▸ **Brief**
Copy the data that follows, character for character, minus the pictures.

Dataset entries
---*---
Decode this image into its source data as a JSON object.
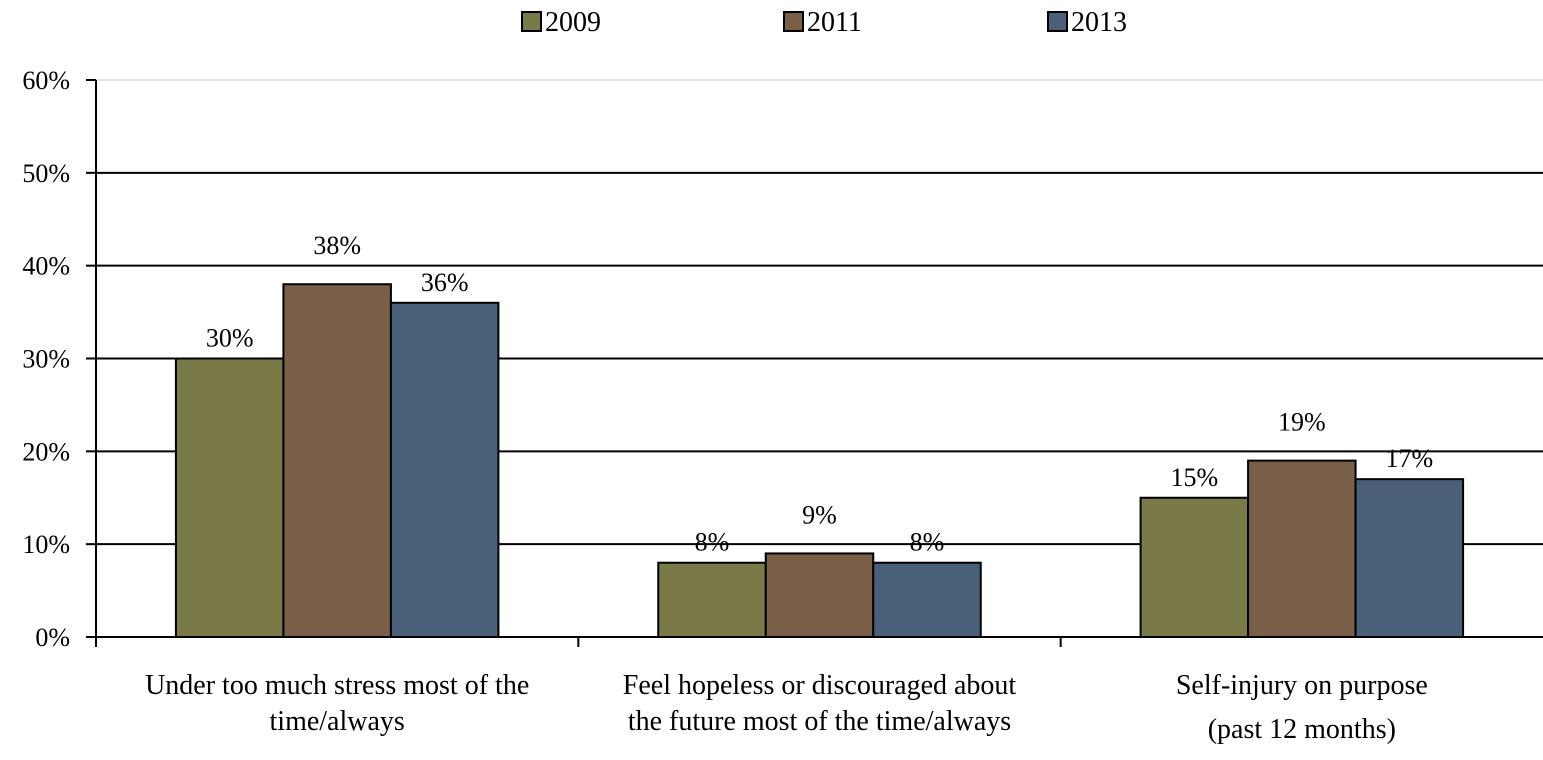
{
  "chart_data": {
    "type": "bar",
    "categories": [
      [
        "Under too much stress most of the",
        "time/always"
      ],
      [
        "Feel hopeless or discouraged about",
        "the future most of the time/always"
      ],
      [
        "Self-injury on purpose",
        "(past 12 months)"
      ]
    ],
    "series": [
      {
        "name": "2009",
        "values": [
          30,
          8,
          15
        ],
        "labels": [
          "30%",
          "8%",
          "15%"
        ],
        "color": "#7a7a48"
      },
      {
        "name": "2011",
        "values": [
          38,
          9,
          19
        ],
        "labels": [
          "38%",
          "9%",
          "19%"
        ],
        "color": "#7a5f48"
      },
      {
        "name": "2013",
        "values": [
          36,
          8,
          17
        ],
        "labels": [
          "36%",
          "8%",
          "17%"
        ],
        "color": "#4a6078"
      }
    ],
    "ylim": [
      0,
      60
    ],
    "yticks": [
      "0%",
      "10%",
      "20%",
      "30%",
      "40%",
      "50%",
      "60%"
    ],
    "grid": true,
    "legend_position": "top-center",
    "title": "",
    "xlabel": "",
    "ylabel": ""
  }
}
---*---
▸ **Task output**
Decode this image into its source data as a JSON object.
{
  "chart_data": {
    "type": "bar",
    "categories": [
      [
        "Under too much stress most of the",
        "time/always"
      ],
      [
        "Feel hopeless or discouraged about",
        "the future most of the time/always"
      ],
      [
        "Self-injury on purpose",
        "(past 12 months)"
      ]
    ],
    "series": [
      {
        "name": "2009",
        "values": [
          30,
          8,
          15
        ],
        "labels": [
          "30%",
          "8%",
          "15%"
        ],
        "color": "#7a7a48"
      },
      {
        "name": "2011",
        "values": [
          38,
          9,
          19
        ],
        "labels": [
          "38%",
          "9%",
          "19%"
        ],
        "color": "#7a5f48"
      },
      {
        "name": "2013",
        "values": [
          36,
          8,
          17
        ],
        "labels": [
          "36%",
          "8%",
          "17%"
        ],
        "color": "#4a6078"
      }
    ],
    "ylim": [
      0,
      60
    ],
    "yticks": [
      "0%",
      "10%",
      "20%",
      "30%",
      "40%",
      "50%",
      "60%"
    ],
    "grid": true,
    "legend_position": "top-center",
    "title": "",
    "xlabel": "",
    "ylabel": ""
  }
}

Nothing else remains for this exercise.